RECALL OF BOARD OF DIRECTORS – ONCE A WELL-WORKING TOOL!

By Jan Bergemann

Published June 13, 2014

   

When the members of the HOA Task Force voted in 2004 to add the provision of Recall of Board of Directors by written petition to FS 720, it was working well for condos since many years.

 

The average time for a final ruling from the Division arbitrators was about 2 months from the initial filing of the recall arbitration.

 

The idea was very simple: If the Owners Voting for Recall had 50% + 1 valid petitions the recall was certified – period!

It all worked well – with very few exemptions -- until former Chief Arbitrator Karl Scheuerman was unceremoniously fired and James Earl took over as the new chief of the arbitration section.

 

James Earl was obviously under the impression that he needed to create new rules and came up with interpretations that not only made very little sense but weren’t even based on the actual wording of the statutes. He also changed rules in the middle of the game, ruling that a recall arbitration filed by minority members of the board is in reality not a recall arbitration – no legal fees to prevailing party – but an election arbitration where the prevailing party gets reimbursed for legal fees. That bankrupted quite a few recalled board members who filed for recall arbitration relying on the decision in the PLANTER'S WALK HOMEOWNERS' ASSOCIATION, INC. case.

 

In my opinion only a pretty screwed up mind could “invent” such an interpretation. Recalling a minority of the board of directors surely has nothing to do with an election.

 

Within a short period of time the once well-working recall process fell apart and instead of an average of 2 (two) months in now takes an average of 5 (five) months to get a ruling in a recall arbitration case. And some of these rulings are pretty ridiculous. In former times it was relatively easy to predict the outcome of a recall arbitration case. Now it’s a crap shoot – you will never know what weird interpretation the arbitrator will come up with. Sometimes I have the feeling that the arbitrators have a competition going among each other competing for the weirdest interpretation of the recall provisions.

Goal 1:
Write out the passage of the recall article from "It all worked" to "the arbitration section.".
Goal 2:
Answer these questions on the recall article:
(a) In what year did the HOA Task Force vote to add recall by written petition to FS 720?
(b) What was the average time for a final ruling from the Division arbitrators when the process worked well?
(c) Who became the new chief of the arbitration section after Karl Scheuerman was fired?
Goal 3:
Carry on the article about recalling boards of directors, beginning after its final sentence.
The items that follow this article are separate material.

Data supplied:
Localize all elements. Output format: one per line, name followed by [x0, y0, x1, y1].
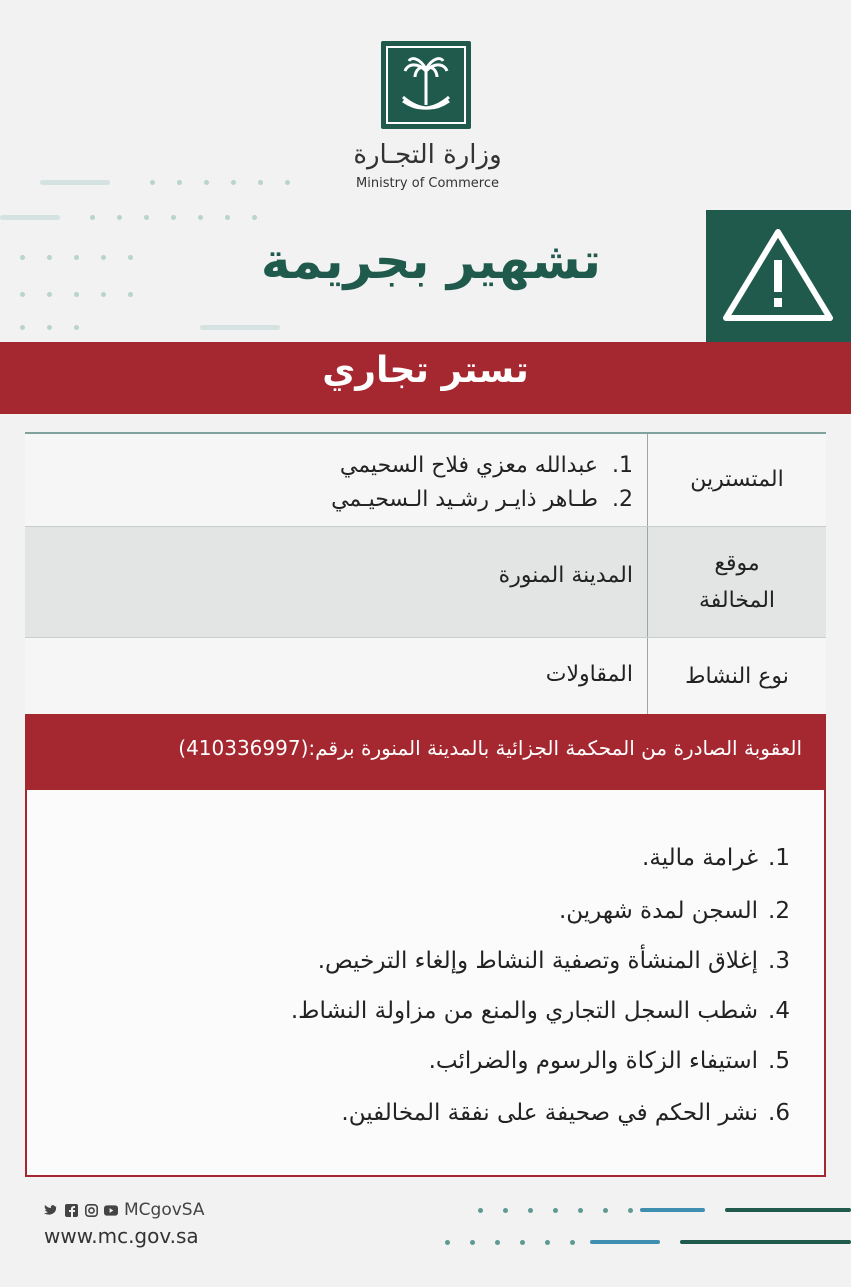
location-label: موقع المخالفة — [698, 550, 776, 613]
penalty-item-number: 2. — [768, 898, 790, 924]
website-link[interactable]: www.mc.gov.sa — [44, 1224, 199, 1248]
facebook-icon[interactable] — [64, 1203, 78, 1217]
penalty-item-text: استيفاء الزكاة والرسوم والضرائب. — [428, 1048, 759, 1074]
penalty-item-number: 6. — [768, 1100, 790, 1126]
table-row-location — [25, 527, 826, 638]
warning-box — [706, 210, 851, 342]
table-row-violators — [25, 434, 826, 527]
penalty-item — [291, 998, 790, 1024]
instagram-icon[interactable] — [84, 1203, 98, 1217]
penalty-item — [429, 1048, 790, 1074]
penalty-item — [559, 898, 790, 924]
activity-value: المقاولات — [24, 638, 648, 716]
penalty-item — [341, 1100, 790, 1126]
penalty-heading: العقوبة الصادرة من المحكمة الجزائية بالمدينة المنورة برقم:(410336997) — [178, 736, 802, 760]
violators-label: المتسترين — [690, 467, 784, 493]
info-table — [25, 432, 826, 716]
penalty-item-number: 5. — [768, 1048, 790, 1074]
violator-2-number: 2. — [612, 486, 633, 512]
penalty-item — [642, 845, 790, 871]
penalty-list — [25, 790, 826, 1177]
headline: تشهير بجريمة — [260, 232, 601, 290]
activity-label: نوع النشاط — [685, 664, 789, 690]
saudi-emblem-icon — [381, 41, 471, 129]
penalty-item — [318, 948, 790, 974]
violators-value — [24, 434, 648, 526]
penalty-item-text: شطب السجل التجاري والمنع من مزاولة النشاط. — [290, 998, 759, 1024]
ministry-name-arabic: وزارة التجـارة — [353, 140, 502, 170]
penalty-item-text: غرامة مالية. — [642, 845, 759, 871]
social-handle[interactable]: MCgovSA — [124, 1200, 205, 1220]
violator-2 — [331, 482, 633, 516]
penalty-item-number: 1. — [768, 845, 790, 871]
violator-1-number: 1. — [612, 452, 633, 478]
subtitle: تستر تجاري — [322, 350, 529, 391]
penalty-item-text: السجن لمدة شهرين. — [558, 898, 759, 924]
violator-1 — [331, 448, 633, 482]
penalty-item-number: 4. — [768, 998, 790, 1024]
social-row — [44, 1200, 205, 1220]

Written reply 1:
It all worked well – with very few exemptions -- until former Chief Arbitrator Karl Scheuerman was unceremoniously fired and James Earl took over as the new chief of the arbitration section.

Written reply 2:
(a) 2004
(b) About 2 months from the initial filing
(c) James Earl

Written reply 3:
We see more and more recall arbitrations dragged out in order to make a “good” recall moot. Even the time-span created in one of the Moraitis bills (FS 720.303(10) (l) The division may not accept for filing a recall petition, whether filed pursuant to paragraph (b), paragraph (c), paragraph (g), or paragraph (k) and regardless of whether the recall was certified, when there are 60 or fewer days until the scheduled reelection of the board member sought to be recalled or when 60 or fewer days have not elapsed since the election of the board member sought to be recalled) is just ridiculous. Even if the recall arbitration was filed 60 days before the next election, the arbitrators will drag it out in order to avoid making a ruling.

 

You really want to have a serious chance to recall members of your board? Wait for the next election, and if you can’t get them out through the election process (often too much cheating and ridiculous rules preventing the majority from winning elections) start collecting recall petitions (on the DBPR provided form) shortly after the election results were announced. Serve the board on DAY 61 after the election. Wait for the result of the recall board meeting and see what petitions the board is challenging if they don’t certify the recall. Depending on these challenges you might consider adding – or changing – some petitions in order to make sure you win the upcoming arbitration. Then serve the board a second time – making sure that you have enough valid petitions before the recall arbitration starts. That avoids surprises through weird rulings of the arbitrators.

 

Honestly, the folks in charge in Tallahassee should realize that these arbitrators are making a mockery out of the once well-working recall process – and should quickly replace them with some competent arbitrators.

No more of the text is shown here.